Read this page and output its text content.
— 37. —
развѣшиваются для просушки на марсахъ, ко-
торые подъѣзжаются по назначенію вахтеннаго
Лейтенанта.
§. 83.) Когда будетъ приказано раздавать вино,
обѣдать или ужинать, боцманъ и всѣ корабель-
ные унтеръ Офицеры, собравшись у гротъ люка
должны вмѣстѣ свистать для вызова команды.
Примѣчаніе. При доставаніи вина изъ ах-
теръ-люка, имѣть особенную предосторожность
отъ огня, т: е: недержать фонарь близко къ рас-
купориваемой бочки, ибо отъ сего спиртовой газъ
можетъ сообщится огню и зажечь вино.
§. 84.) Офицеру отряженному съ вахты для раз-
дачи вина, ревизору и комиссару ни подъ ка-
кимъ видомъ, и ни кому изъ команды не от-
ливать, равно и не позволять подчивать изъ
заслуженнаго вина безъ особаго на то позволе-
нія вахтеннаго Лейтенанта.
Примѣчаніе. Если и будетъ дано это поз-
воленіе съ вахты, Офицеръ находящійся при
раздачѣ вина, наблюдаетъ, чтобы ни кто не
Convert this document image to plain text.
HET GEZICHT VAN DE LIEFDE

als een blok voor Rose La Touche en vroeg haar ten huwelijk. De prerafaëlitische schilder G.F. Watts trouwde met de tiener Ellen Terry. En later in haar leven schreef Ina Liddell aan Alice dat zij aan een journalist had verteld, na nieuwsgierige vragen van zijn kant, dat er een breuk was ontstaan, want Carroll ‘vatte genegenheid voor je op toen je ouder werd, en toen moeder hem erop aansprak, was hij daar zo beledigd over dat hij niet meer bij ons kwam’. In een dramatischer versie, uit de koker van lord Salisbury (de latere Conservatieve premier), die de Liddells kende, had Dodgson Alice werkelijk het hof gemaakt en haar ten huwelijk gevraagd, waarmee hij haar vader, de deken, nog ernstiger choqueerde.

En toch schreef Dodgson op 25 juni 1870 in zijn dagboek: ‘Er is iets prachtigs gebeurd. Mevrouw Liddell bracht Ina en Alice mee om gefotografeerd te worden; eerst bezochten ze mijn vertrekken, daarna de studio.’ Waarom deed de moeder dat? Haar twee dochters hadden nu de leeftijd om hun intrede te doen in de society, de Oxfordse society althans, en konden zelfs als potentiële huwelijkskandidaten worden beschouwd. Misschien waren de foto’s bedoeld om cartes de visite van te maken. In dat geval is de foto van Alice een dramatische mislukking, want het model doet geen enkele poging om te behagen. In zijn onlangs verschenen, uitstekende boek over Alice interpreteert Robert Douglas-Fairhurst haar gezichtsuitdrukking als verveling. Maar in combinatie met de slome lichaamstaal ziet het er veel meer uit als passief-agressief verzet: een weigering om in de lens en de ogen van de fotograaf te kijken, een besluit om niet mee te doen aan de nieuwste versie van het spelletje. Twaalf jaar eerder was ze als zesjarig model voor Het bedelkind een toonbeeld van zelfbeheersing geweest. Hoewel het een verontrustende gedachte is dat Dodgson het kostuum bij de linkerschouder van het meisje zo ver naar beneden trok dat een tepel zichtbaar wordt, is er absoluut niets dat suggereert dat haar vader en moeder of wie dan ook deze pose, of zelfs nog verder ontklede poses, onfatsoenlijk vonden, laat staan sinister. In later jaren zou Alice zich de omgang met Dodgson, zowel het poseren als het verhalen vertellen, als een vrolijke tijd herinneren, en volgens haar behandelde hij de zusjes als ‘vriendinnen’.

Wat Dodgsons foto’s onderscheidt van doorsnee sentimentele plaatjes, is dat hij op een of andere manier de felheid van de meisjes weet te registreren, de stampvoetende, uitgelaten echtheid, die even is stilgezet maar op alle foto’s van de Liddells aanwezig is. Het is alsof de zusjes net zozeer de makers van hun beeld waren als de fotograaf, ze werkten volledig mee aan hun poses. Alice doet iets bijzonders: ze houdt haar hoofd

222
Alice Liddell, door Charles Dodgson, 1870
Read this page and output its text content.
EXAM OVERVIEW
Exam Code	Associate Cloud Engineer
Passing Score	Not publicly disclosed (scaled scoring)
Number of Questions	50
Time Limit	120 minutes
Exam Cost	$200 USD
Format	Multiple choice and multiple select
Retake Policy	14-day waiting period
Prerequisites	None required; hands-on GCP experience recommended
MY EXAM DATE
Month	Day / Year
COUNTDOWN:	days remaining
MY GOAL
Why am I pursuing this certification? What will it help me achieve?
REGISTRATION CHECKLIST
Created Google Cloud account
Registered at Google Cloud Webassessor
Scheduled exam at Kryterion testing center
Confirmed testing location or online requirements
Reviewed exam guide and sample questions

▶ [Aim of the exercise]
From the data above, copy each line that has the string "вина".

▶ [Answer to this task]
Примѣчаніе. При доставаніи вина изъ ах-
дачи вина, ревизору и комиссару ни подъ ка-
заслуженнаго вина безъ особаго на то позволе-
раздачѣ вина, наблюдаетъ, чтобы ни кто не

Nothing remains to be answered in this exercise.